Exercise requirements: Copy down every line where the string "далее" shows up.

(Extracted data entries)
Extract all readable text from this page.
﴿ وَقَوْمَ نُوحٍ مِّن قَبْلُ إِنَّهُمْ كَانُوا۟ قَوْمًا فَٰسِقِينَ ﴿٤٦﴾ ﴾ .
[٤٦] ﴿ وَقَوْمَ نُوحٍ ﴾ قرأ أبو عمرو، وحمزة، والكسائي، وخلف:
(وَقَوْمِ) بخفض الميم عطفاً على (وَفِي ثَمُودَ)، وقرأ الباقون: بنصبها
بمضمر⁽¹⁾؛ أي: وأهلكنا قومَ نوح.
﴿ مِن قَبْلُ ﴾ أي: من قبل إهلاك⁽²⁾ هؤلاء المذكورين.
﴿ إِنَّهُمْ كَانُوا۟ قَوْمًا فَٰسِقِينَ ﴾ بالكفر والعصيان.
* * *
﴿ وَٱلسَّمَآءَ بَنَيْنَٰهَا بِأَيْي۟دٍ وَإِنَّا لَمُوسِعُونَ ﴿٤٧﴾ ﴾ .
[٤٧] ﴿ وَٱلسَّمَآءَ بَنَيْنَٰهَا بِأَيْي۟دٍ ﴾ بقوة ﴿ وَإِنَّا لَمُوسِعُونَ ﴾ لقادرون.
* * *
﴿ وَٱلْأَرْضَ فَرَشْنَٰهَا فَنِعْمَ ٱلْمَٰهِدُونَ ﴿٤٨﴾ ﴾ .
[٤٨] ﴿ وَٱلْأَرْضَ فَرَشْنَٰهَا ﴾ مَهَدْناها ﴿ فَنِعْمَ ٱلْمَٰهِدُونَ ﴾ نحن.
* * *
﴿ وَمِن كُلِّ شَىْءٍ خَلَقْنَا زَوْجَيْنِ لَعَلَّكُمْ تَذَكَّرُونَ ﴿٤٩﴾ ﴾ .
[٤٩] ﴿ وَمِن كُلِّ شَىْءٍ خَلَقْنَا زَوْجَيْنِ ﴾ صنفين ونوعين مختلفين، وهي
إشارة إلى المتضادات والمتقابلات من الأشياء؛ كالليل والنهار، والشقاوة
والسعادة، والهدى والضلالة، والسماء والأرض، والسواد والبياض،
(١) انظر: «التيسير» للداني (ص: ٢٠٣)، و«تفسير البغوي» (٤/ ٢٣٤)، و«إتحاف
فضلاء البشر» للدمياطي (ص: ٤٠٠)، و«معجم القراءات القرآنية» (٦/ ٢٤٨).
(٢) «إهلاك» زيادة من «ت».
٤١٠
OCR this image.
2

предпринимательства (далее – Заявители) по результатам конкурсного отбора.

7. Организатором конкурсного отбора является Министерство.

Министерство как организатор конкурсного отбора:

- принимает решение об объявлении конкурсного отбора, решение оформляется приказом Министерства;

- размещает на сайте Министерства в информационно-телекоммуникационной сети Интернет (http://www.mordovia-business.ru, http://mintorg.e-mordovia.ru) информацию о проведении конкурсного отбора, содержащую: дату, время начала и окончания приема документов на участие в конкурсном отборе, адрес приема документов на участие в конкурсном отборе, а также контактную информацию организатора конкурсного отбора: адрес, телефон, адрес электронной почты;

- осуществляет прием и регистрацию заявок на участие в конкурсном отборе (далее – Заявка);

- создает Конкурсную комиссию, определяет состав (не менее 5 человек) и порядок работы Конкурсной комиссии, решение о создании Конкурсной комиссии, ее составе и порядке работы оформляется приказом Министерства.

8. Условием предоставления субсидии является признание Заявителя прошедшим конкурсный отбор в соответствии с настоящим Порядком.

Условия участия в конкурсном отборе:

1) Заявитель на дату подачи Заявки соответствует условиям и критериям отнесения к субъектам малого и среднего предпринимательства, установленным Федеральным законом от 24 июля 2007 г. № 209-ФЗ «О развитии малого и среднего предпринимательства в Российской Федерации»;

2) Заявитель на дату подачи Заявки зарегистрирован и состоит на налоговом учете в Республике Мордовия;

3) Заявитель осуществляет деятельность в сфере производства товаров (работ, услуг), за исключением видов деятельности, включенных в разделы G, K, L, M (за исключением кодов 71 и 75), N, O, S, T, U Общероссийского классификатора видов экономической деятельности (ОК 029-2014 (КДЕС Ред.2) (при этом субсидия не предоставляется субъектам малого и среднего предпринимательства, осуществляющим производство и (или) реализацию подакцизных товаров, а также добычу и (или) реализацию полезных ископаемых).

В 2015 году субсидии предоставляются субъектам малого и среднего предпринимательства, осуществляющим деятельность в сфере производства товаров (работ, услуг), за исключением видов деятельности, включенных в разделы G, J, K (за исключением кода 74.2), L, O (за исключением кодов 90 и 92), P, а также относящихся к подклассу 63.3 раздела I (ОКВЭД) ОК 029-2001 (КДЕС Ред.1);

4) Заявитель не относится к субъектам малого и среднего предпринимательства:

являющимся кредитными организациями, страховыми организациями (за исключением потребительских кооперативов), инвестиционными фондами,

Output for this exercise:
предпринимательства (далее – Заявители) по результатам конкурсного отбора.
- осуществляет прием и регистрацию заявок на участие в конкурсном отборе (далее – Заявка);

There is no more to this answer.